As Chromium’s own security documentation explains, Chrome on iOS operates under Apple’s platform restrictions and uses Apple’s WebKit engine rather than the standard Blink rendering engine used by Chrome on Windows, macOS, Linux, and Android. Chrome still supplies its own interface, account integration, synchronization, navigation logic, and supporting components, but the platform’s browser-engine rules substantially change its internals.
This distinction helps explain why a Chrome for iOS vulnerability appeared in Google’s enormous Chrome 150 desktop security announcement. Google’s June 30 release post promoted Chrome 150 to the stable channel for Windows, macOS, and Linux and listed hundreds of security fixes, including CVE-2026-13808 and several other iOS-specific issues. The post is a security ledger covering the broader Chrome codebase, not proof that every listed flaw affects every desktop installation.
For WindowsForum readers, the immediate product impact is therefore unusually clear: CVE-2026-13808 does not make Chrome on Windows vulnerable merely because the desktop release notes mention it. The affected product named by the CVE is Chrome for iOS, and NVD’s configuration ties affected Chrome versions to Apple’s iPhone operating system.
That does not make the disclosure irrelevant to Windows administrators. Microsoft-heavy organizations often manage iPhones through Microsoft Intune, enforce application requirements through Conditional Access, and depend on mobile browsers for Microsoft 365, Entra ID, SaaS dashboards, and administrative portals. A Chrome for iOS memory disclosure may sit outside Windows while still touching the identity and data plane of a Windows-centered enterprise.
The practical lesson is to patch by platform rather than headline. Desktop Chrome version 150.0.7871.47 and iOS Chrome version 150.0.7871.47 may share numbering and portions of a release train, but their attack surfaces and update channels are different. Administrators should not mark an iOS finding remediated simply because the Windows desktop fleet has reached the same version number.

The Version Trail Is Messier Than the Fix Boundary​

Google announced Chrome Stable 150.0.7871.34 for iOS on June 17, 2026. The CVE record later established 150.0.7871.47 as the fixed boundary, meaning that the earlier Chrome 150 iOS build remained within the affected range.
The vulnerability was reported internally by Google on April 19, according to the Chrome release notes. The CVE was published on June 30, and NVD added its initial analysis on July 1. This chronology suggests coordinated disclosure alongside the release that contained the fix rather than discovery after the patched build had already circulated.
There is no public indication that users must install a special one-off package. The remediation is to run Chrome for iOS version 150.0.7871.47 or later from Apple’s App Store. By July 2026, any later stable version should also contain the correction unless Google explicitly says otherwise.
The important administrative number is not “Chrome 150.” It is the complete build boundary. Version 150.0.7871.34 is Chrome 150 but remains below the fixed build. Inventory tools and compliance policies that compare only the major version could therefore produce a false sense of remediation.
Mobile application inventory is often less reliable than desktop browser inventory. Devices may delay App Store updates because of power state, network conditions, user settings, storage pressure, regional rollout timing, or management policy. An update being available does not prove that every enrolled device has installed it.

▶ [Material provided]:
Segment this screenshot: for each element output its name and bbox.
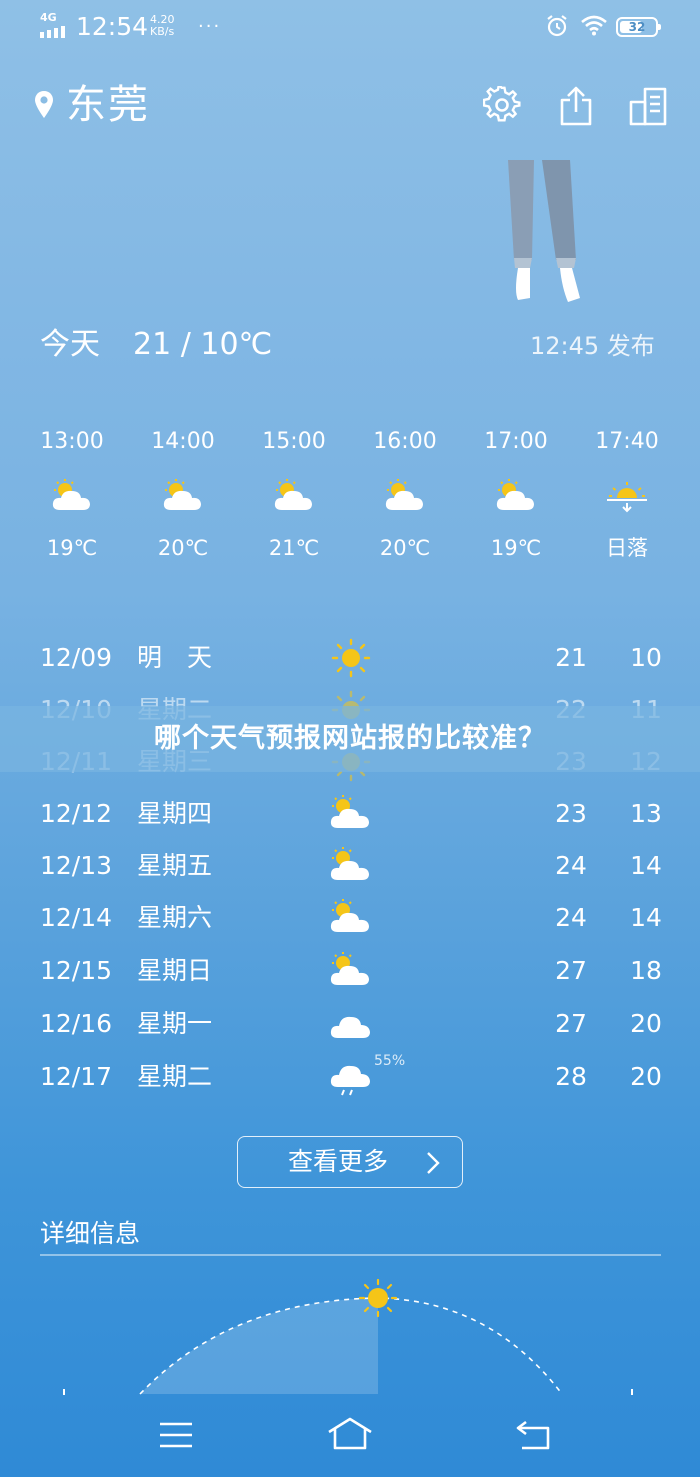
day-low: 13 [630, 799, 662, 828]
menu-icon[interactable] [158, 1420, 194, 1450]
day-weekday: 明 天 [137, 643, 213, 672]
navigation-bar [0, 1400, 700, 1477]
day-weekday: 星期二 [137, 1062, 213, 1091]
partly-cloudy-icon [239, 466, 349, 526]
hourly-item: 16:00 20℃ [350, 428, 460, 562]
hour-time: 16:00 [373, 429, 437, 454]
sun-path-arc [63, 1278, 633, 1395]
hour-label-sunset: 日落 [606, 536, 648, 560]
day-low: 14 [630, 903, 662, 932]
day-date: 12/14 [40, 903, 113, 932]
settings-gear-icon[interactable] [483, 86, 521, 124]
day-low: 20 [630, 1062, 662, 1091]
partly-cloudy-icon [330, 952, 369, 985]
view-more-label: 查看更多 [287, 1147, 388, 1176]
day-date: 12/13 [40, 851, 113, 880]
day-date: 12/12 [40, 799, 113, 828]
day-high: 24 [555, 903, 587, 932]
divider [40, 1254, 661, 1256]
today-label: 今天 [40, 327, 100, 362]
partly-cloudy-icon [128, 466, 238, 526]
hour-temp: 19℃ [46, 536, 98, 560]
view-more-button[interactable]: 查看更多 [237, 1136, 463, 1188]
cloudy-icon [330, 1016, 370, 1038]
detail-section-title: 详细信息 [40, 1219, 141, 1248]
hour-time: 13:00 [40, 429, 104, 454]
partly-cloudy-icon [330, 795, 369, 828]
hourly-item: 14:00 20℃ [128, 428, 238, 562]
partly-cloudy-icon [350, 466, 460, 526]
day-high: 28 [555, 1062, 587, 1091]
daily-row[interactable]: 12/09 明 天 21 10 [0, 632, 700, 684]
day-weekday: 星期一 [137, 1009, 213, 1038]
day-weekday: 星期五 [137, 851, 213, 880]
daily-row[interactable]: 12/14 星期六 24 14 [0, 892, 700, 944]
chevron-right-icon [427, 1152, 440, 1174]
day-high: 21 [555, 643, 587, 672]
day-date: 12/16 [40, 1009, 113, 1038]
hour-time: 17:00 [484, 429, 548, 454]
more-notifications-icon: ··· [198, 16, 222, 37]
banner-text: 哪个天气预报网站报的比较准？ [154, 723, 546, 754]
hourly-item: 17:40 日落 [572, 428, 682, 562]
day-high: 27 [555, 1009, 587, 1038]
sunset-icon [572, 466, 682, 526]
day-low: 14 [630, 851, 662, 880]
title-banner: 哪个天气预报网站报的比较准？ [0, 706, 700, 772]
speed-unit: KB/s [150, 25, 175, 38]
partly-cloudy-icon [330, 847, 369, 880]
day-weekday: 星期日 [137, 956, 213, 985]
back-icon[interactable] [514, 1418, 552, 1452]
network-speed: 4.20 KB/s [150, 14, 175, 38]
hourly-item: 15:00 21℃ [239, 428, 349, 562]
battery-icon: 32 [616, 17, 661, 37]
day-low: 18 [630, 956, 662, 985]
battery-level: 32 [628, 20, 646, 34]
hour-temp: 19℃ [490, 536, 542, 560]
location-pin-icon [35, 91, 53, 118]
hour-temp: 21℃ [268, 536, 320, 560]
signal-icon [40, 26, 65, 38]
daily-row[interactable]: 12/15 星期日 27 18 [0, 945, 700, 997]
status-time: 12:54 [76, 12, 149, 41]
hour-time: 17:40 [595, 429, 659, 454]
day-date: 12/15 [40, 956, 113, 985]
hourly-item: 13:00 19℃ [17, 428, 127, 562]
day-weekday: 星期六 [137, 903, 213, 932]
sunny-icon [331, 638, 371, 678]
network-type: 4G [40, 11, 57, 24]
rain-icon [330, 1065, 370, 1096]
wifi-icon [581, 15, 607, 36]
today-temp-range: 21 / 10℃ [133, 327, 273, 362]
day-high: 27 [555, 956, 587, 985]
home-icon[interactable] [326, 1416, 374, 1452]
status-bar: 4G 12:54 4.20 KB/s ··· 32 [0, 0, 700, 54]
partly-cloudy-icon [461, 466, 571, 526]
character-illustration [508, 160, 580, 302]
day-date: 12/09 [40, 643, 113, 672]
daily-row[interactable]: 12/16 星期一 27 20 [0, 998, 700, 1050]
share-icon[interactable] [558, 86, 594, 126]
hour-temp: 20℃ [379, 536, 431, 560]
day-high: 23 [555, 799, 587, 828]
daily-row[interactable]: 12/13 星期五 24 14 [0, 840, 700, 892]
day-low: 20 [630, 1009, 662, 1038]
alarm-icon [547, 15, 567, 37]
daily-row[interactable]: 12/12 星期四 23 13 [0, 788, 700, 840]
day-weekday: 星期四 [137, 799, 213, 828]
precip-chance: 55% [374, 1053, 406, 1069]
day-low: 10 [630, 643, 662, 672]
city-name[interactable]: 东莞 [66, 80, 150, 130]
hourly-item: 17:00 19℃ [461, 428, 571, 562]
city-manage-icon[interactable] [629, 86, 669, 126]
hour-time: 14:00 [151, 429, 215, 454]
hour-time: 15:00 [262, 429, 326, 454]
hour-temp: 20℃ [157, 536, 209, 560]
publish-time: 12:45 发布 [530, 332, 655, 360]
partly-cloudy-icon [17, 466, 127, 526]
day-date: 12/17 [40, 1062, 113, 1091]
partly-cloudy-icon [330, 899, 369, 932]
day-high: 24 [555, 851, 587, 880]
daily-row[interactable]: 12/17 星期二 55% 28 20 [0, 1051, 700, 1103]
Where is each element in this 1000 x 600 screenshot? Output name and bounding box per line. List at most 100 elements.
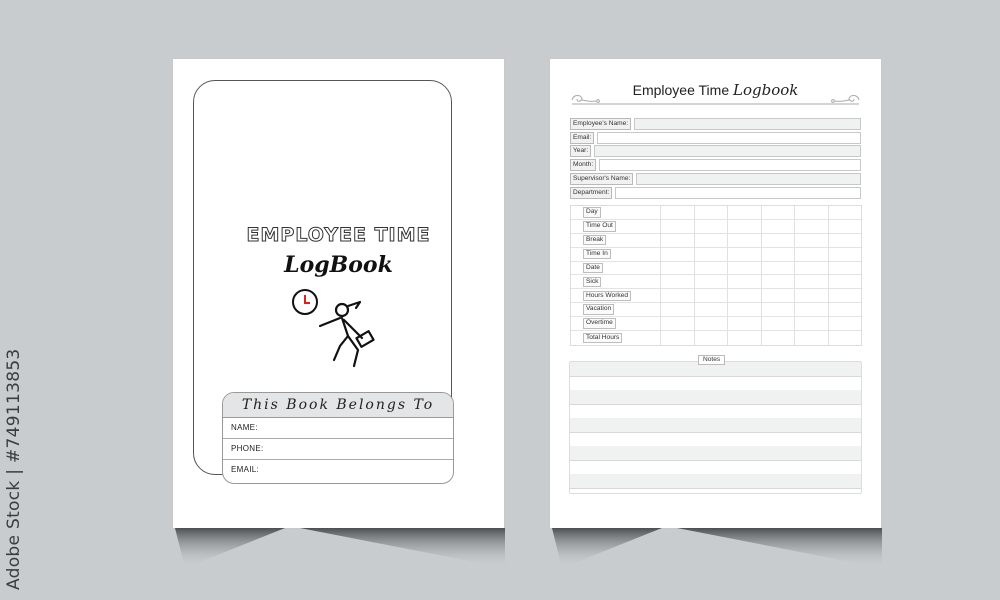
timesheet-cell[interactable] bbox=[760, 247, 795, 261]
notes-line[interactable] bbox=[570, 433, 861, 446]
timesheet-cell[interactable] bbox=[693, 317, 728, 331]
timesheet-cell[interactable] bbox=[760, 331, 795, 345]
timesheet-cell[interactable] bbox=[760, 289, 795, 303]
owner-name-field[interactable]: NAME: bbox=[223, 418, 453, 439]
timesheet-cell[interactable] bbox=[827, 331, 862, 345]
timesheet-row-header: Time Out bbox=[571, 220, 660, 233]
notes-line[interactable] bbox=[570, 390, 861, 405]
owner-phone-field[interactable]: PHONE: bbox=[223, 439, 453, 460]
department-field[interactable] bbox=[615, 186, 861, 199]
timesheet-cell[interactable] bbox=[727, 247, 761, 261]
timesheet-cell[interactable] bbox=[794, 219, 828, 233]
timesheet-cell[interactable] bbox=[693, 219, 728, 233]
timesheet-row-header: Date bbox=[571, 262, 660, 275]
notes-line[interactable] bbox=[570, 474, 861, 489]
timesheet-cell[interactable] bbox=[660, 275, 694, 289]
timesheet-cell[interactable] bbox=[760, 206, 795, 219]
timesheet-cell[interactable] bbox=[760, 219, 795, 233]
supervisor-name-field[interactable] bbox=[636, 172, 861, 185]
timesheet-cell[interactable] bbox=[660, 261, 694, 275]
timesheet-row: Day bbox=[571, 206, 861, 220]
timesheet-cell[interactable] bbox=[693, 275, 728, 289]
timesheet-cell[interactable] bbox=[760, 317, 795, 331]
timesheet-cell[interactable] bbox=[727, 275, 761, 289]
email-field[interactable] bbox=[597, 131, 861, 144]
timesheet-cell[interactable] bbox=[794, 331, 828, 345]
log-page-shadow bbox=[552, 528, 882, 568]
timesheet-cell[interactable] bbox=[727, 303, 761, 317]
timesheet-cell[interactable] bbox=[693, 206, 728, 219]
timesheet-cell[interactable] bbox=[727, 331, 761, 345]
employee-name-field[interactable] bbox=[634, 117, 861, 130]
timesheet-cell[interactable] bbox=[693, 233, 728, 247]
timesheet-cell[interactable] bbox=[794, 261, 828, 275]
timesheet-row: Time In bbox=[571, 247, 862, 262]
timesheet-cell[interactable] bbox=[827, 233, 862, 247]
timesheet-cell[interactable] bbox=[727, 219, 761, 233]
timesheet-cell[interactable] bbox=[727, 206, 761, 219]
timesheet-cell[interactable] bbox=[794, 233, 828, 247]
notes-line[interactable] bbox=[570, 461, 861, 474]
timesheet-cell[interactable] bbox=[760, 233, 795, 247]
notes-line[interactable] bbox=[570, 377, 861, 390]
timesheet-cell[interactable] bbox=[660, 289, 694, 303]
timesheet-row-header: Day bbox=[571, 206, 660, 219]
timesheet-cell[interactable] bbox=[794, 317, 828, 331]
timesheet-cell[interactable] bbox=[660, 317, 694, 331]
timesheet-row-label: Overtime bbox=[583, 318, 616, 329]
timesheet-cell[interactable] bbox=[693, 247, 728, 261]
timesheet-cell[interactable] bbox=[760, 303, 795, 317]
timesheet-cell[interactable] bbox=[794, 303, 828, 317]
notes-line[interactable] bbox=[570, 405, 861, 418]
timesheet-cell[interactable] bbox=[827, 289, 862, 303]
info-row-email: Email: bbox=[570, 131, 861, 145]
timesheet-cell[interactable] bbox=[827, 275, 862, 289]
timesheet-cell[interactable] bbox=[693, 289, 728, 303]
timesheet-cell[interactable] bbox=[693, 303, 728, 317]
timesheet-cell[interactable] bbox=[660, 331, 694, 345]
timesheet-cell[interactable] bbox=[727, 289, 761, 303]
month-label: Month: bbox=[570, 159, 597, 172]
timesheet-cell[interactable] bbox=[660, 247, 694, 261]
year-field[interactable] bbox=[594, 145, 861, 158]
timesheet-cell[interactable] bbox=[660, 206, 694, 219]
timesheet-cell[interactable] bbox=[827, 206, 862, 219]
timesheet-cell[interactable] bbox=[827, 219, 862, 233]
timesheet-cell[interactable] bbox=[794, 289, 828, 303]
timesheet-cell[interactable] bbox=[727, 317, 761, 331]
notes-line[interactable] bbox=[570, 489, 861, 493]
cover-title: EMPLOYEE TIME bbox=[246, 224, 431, 247]
owner-email-field[interactable]: EMAIL: bbox=[223, 460, 453, 480]
timesheet-cell[interactable] bbox=[660, 233, 694, 247]
notes-line[interactable] bbox=[570, 446, 861, 461]
timesheet-cell[interactable] bbox=[827, 317, 862, 331]
timesheet-grid: Day Time Out Break Time In Date Sick Hours Wor… bbox=[570, 205, 862, 346]
timesheet-cell[interactable] bbox=[760, 261, 795, 275]
timesheet-cell[interactable] bbox=[827, 261, 862, 275]
timesheet-row: Total Hours bbox=[571, 331, 861, 345]
timesheet-row: Time Out bbox=[571, 219, 862, 234]
info-row-year: Year: bbox=[570, 145, 861, 159]
timesheet-row: Break bbox=[571, 233, 862, 248]
timesheet-cell[interactable] bbox=[693, 261, 728, 275]
timesheet-cell[interactable] bbox=[794, 206, 828, 219]
timesheet-row-header: Overtime bbox=[571, 317, 660, 330]
timesheet-cell[interactable] bbox=[660, 219, 694, 233]
timesheet-cell[interactable] bbox=[760, 275, 795, 289]
timesheet-cell[interactable] bbox=[827, 303, 862, 317]
timesheet-cell[interactable] bbox=[794, 275, 828, 289]
timesheet-cell[interactable] bbox=[727, 233, 761, 247]
timesheet-cell[interactable] bbox=[660, 303, 694, 317]
timesheet-row-label: Day bbox=[583, 207, 601, 218]
timesheet-cell[interactable] bbox=[693, 331, 728, 345]
timesheet-cell[interactable] bbox=[794, 247, 828, 261]
timesheet-cell[interactable] bbox=[827, 247, 862, 261]
timesheet-row-label: Sick bbox=[583, 276, 602, 288]
department-label: Department: bbox=[570, 186, 613, 199]
timesheet-cell[interactable] bbox=[727, 261, 761, 275]
timesheet-row: Vacation bbox=[571, 303, 862, 318]
notes-line[interactable] bbox=[570, 418, 861, 433]
month-field[interactable] bbox=[599, 159, 861, 172]
timesheet-row-label: Hours Worked bbox=[583, 290, 632, 302]
cover-page: EMPLOYEE TIME LogBook This Book Belongs … bbox=[173, 59, 504, 528]
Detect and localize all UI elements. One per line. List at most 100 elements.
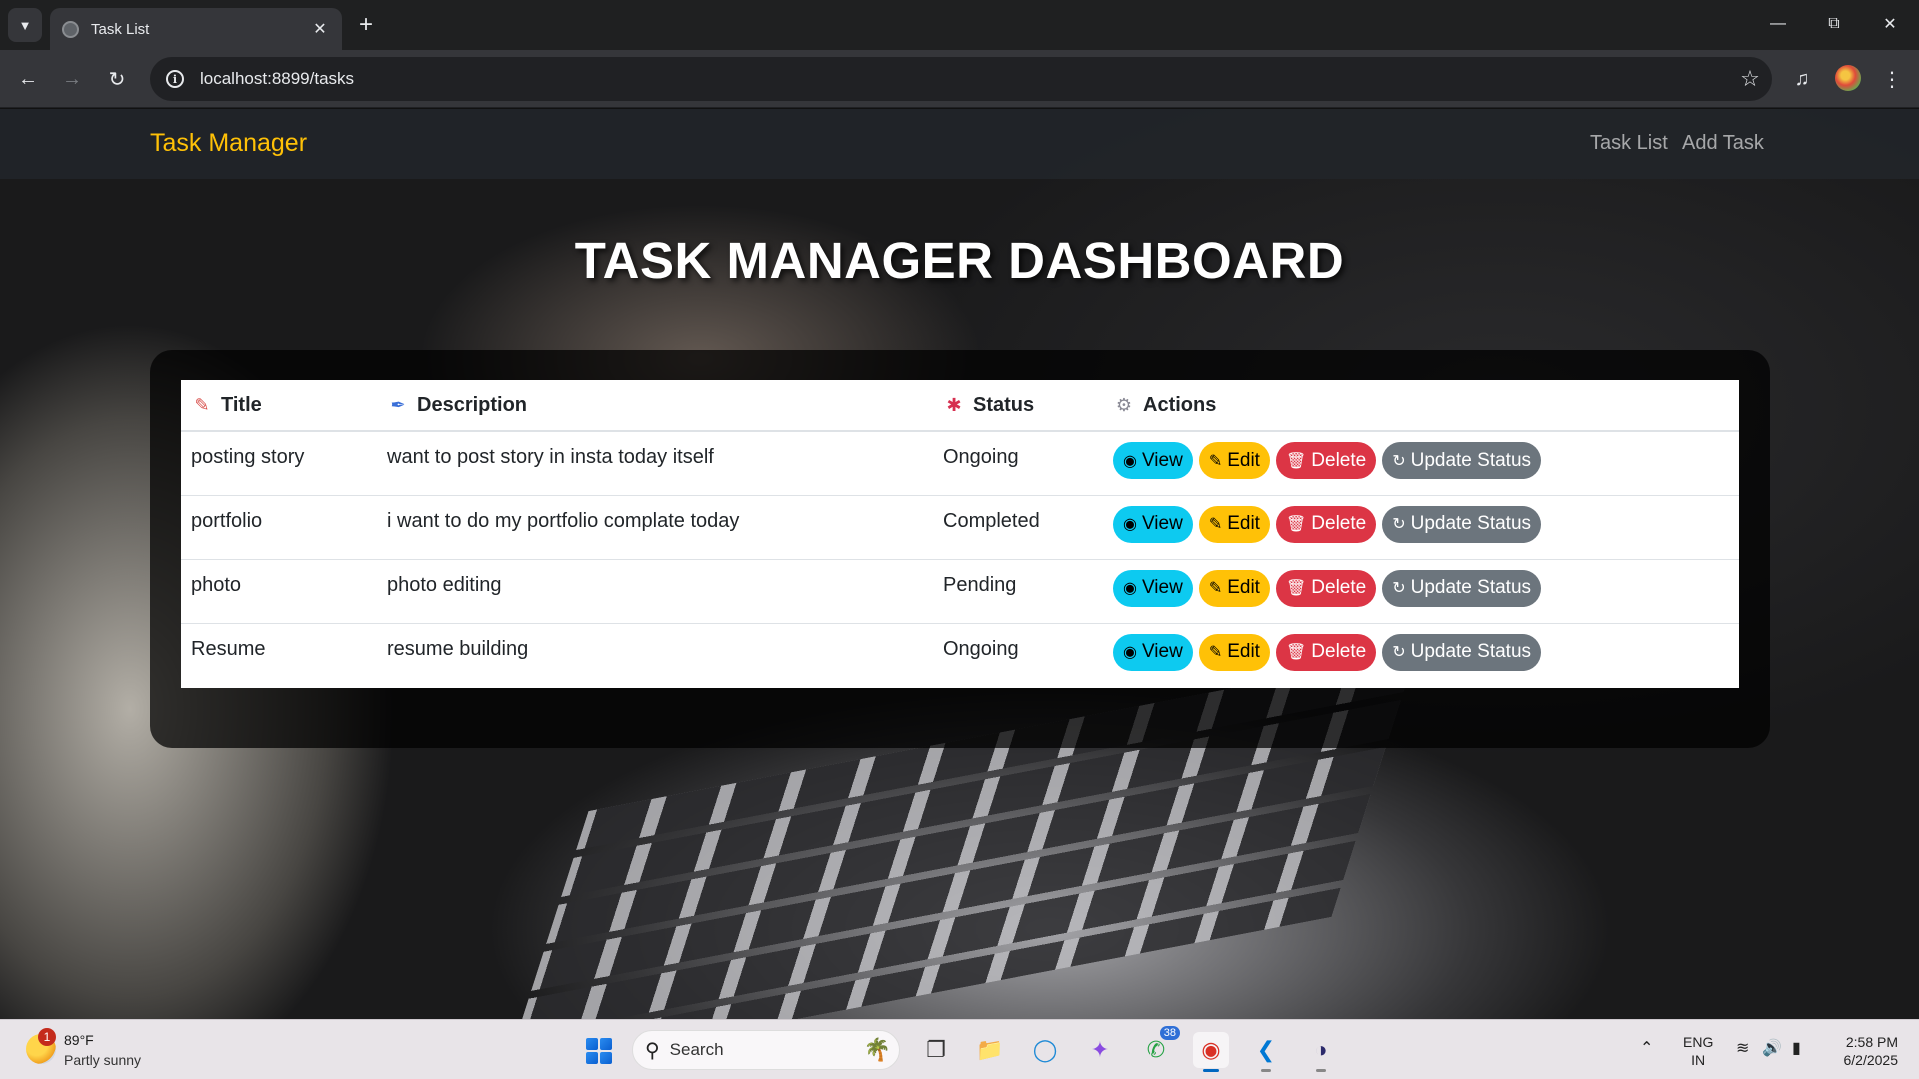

▶ [Parts of the exercise]:
1. Copy everything in the Chrome for iOS text from "Google announced Chrome" down to "explicitly says otherwise.".
2. In the Chrome for iOS text, which version of Chrome for iOS is given as the fixed boundary for CVE-2026-13808?
The records are independent material and have no connection to the Chrome for iOS text.

▶ [Answers to the exercise]:
1.
Google announced Chrome Stable 150.0.7871.34 for iOS on June 17, 2026. The CVE record later established 150.0.7871.47 as the fixed boundary, meaning that the earlier Chrome 150 iOS build remained within the affected range.
The vulnerability was reported internally by Google on April 19, according to the Chrome release notes. The CVE was published on June 30, and NVD added its initial analysis on July 1. This chronology suggests coordinated disclosure alongside the release that contained the fix rather than discovery after the patched build had already circulated.
There is no public indication that users must install a special one-off package. The remediation is to run Chrome for iOS version 150.0.7871.47 or later from Apple’s App Store. By July 2026, any later stable version should also contain the correction unless Google explicitly says otherwise.

2. Version 150.0.7871.47